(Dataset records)

· · ·

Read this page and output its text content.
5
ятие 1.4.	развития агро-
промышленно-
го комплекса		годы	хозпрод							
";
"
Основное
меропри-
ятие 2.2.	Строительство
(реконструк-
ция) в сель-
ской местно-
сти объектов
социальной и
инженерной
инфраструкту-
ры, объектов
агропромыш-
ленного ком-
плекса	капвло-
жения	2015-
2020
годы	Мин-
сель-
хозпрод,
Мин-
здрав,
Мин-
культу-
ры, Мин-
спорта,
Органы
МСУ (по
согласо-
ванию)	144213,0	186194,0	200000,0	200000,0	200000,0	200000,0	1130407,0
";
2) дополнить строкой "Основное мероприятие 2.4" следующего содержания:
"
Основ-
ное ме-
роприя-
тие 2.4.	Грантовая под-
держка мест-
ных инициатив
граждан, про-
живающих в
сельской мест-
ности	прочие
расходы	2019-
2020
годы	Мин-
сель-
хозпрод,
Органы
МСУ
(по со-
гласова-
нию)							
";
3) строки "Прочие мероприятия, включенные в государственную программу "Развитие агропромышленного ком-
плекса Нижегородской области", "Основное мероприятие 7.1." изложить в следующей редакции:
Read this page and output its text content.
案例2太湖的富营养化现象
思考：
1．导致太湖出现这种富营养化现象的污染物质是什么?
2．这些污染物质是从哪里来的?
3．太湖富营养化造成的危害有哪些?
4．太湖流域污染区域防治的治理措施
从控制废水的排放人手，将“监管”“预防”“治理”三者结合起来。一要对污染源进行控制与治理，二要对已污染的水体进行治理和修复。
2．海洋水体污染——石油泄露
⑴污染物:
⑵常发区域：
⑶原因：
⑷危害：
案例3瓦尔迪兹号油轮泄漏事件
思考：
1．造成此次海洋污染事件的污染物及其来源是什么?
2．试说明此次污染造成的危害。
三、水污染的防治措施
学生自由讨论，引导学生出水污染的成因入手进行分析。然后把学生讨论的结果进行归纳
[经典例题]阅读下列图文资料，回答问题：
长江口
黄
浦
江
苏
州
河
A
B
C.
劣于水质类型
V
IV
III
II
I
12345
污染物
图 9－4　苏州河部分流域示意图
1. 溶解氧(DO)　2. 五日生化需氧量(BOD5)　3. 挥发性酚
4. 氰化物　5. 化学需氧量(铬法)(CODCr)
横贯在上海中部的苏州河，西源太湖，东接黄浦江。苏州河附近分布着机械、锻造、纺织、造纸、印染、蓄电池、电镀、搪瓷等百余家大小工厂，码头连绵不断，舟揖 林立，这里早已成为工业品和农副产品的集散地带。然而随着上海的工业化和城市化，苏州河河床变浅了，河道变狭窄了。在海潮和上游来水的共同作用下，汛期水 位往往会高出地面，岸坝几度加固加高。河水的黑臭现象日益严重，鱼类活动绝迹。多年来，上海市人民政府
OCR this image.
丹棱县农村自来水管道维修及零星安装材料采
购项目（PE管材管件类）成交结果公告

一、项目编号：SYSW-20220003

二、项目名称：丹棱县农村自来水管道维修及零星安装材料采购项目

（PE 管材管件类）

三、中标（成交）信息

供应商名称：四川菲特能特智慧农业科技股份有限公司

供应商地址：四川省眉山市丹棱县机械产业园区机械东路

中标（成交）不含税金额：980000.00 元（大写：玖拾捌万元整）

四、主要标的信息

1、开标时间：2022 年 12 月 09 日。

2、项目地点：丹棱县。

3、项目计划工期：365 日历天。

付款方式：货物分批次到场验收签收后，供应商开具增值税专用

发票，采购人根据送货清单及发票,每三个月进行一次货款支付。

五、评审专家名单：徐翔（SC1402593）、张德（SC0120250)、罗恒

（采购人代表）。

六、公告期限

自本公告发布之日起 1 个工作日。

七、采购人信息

· · ·

Make a verbatim copy of every entry shown above.

Read this page and output its text content.
5
ятие 1.4.	развития агро-
промышленно-
го комплекса		годы	хозпрод							
";
"
Основное
меропри-
ятие 2.2.	Строительство
(реконструк-
ция) в сель-
ской местно-
сти объектов
социальной и
инженерной
инфраструкту-
ры, объектов
агропромыш-
ленного ком-
плекса	капвло-
жения	2015-
2020
годы	Мин-
сель-
хозпрод,
Мин-
здрав,
Мин-
культу-
ры, Мин-
спорта,
Органы
МСУ (по
согласо-
ванию)	144213,0	186194,0	200000,0	200000,0	200000,0	200000,0	1130407,0
";
2) дополнить строкой "Основное мероприятие 2.4" следующего содержания:
"
Основ-
ное ме-
роприя-
тие 2.4.	Грантовая под-
держка мест-
ных инициатив
граждан, про-
живающих в
сельской мест-
ности	прочие
расходы	2019-
2020
годы	Мин-
сель-
хозпрод,
Органы
МСУ
(по со-
гласова-
нию)							
";
3) строки "Прочие мероприятия, включенные в государственную программу "Развитие агропромышленного ком-
плекса Нижегородской области", "Основное мероприятие 7.1." изложить в следующей редакции:
Read this page and output its text content.
案例2太湖的富营养化现象
思考：
1．导致太湖出现这种富营养化现象的污染物质是什么?
2．这些污染物质是从哪里来的?
3．太湖富营养化造成的危害有哪些?
4．太湖流域污染区域防治的治理措施
从控制废水的排放人手，将“监管”“预防”“治理”三者结合起来。一要对污染源进行控制与治理，二要对已污染的水体进行治理和修复。
2．海洋水体污染——石油泄露
⑴污染物:
⑵常发区域：
⑶原因：
⑷危害：
案例3瓦尔迪兹号油轮泄漏事件
思考：
1．造成此次海洋污染事件的污染物及其来源是什么?
2．试说明此次污染造成的危害。
三、水污染的防治措施
学生自由讨论，引导学生出水污染的成因入手进行分析。然后把学生讨论的结果进行归纳
[经典例题]阅读下列图文资料，回答问题：
长江口
黄
浦
江
苏
州
河
A
B
C.
劣于水质类型
V
IV
III
II
I
12345
污染物
图 9－4　苏州河部分流域示意图
1. 溶解氧(DO)　2. 五日生化需氧量(BOD5)　3. 挥发性酚
4. 氰化物　5. 化学需氧量(铬法)(CODCr)
横贯在上海中部的苏州河，西源太湖，东接黄浦江。苏州河附近分布着机械、锻造、纺织、造纸、印染、蓄电池、电镀、搪瓷等百余家大小工厂，码头连绵不断，舟揖 林立，这里早已成为工业品和农副产品的集散地带。然而随着上海的工业化和城市化，苏州河河床变浅了，河道变狭窄了。在海潮和上游来水的共同作用下，汛期水 位往往会高出地面，岸坝几度加固加高。河水的黑臭现象日益严重，鱼类活动绝迹。多年来，上海市人民政府
OCR this image.
丹棱县农村自来水管道维修及零星安装材料采
购项目（PE管材管件类）成交结果公告

一、项目编号：SYSW-20220003

二、项目名称：丹棱县农村自来水管道维修及零星安装材料采购项目

（PE 管材管件类）

三、中标（成交）信息

供应商名称：四川菲特能特智慧农业科技股份有限公司

供应商地址：四川省眉山市丹棱县机械产业园区机械东路

中标（成交）不含税金额：980000.00 元（大写：玖拾捌万元整）

四、主要标的信息

1、开标时间：2022 年 12 月 09 日。

2、项目地点：丹棱县。

3、项目计划工期：365 日历天。

付款方式：货物分批次到场验收签收后，供应商开具增值税专用

发票，采购人根据送货清单及发票,每三个月进行一次货款支付。

五、评审专家名单：徐翔（SC1402593）、张德（SC0120250)、罗恒

（采购人代表）。

六、公告期限

自本公告发布之日起 1 个工作日。

七、采购人信息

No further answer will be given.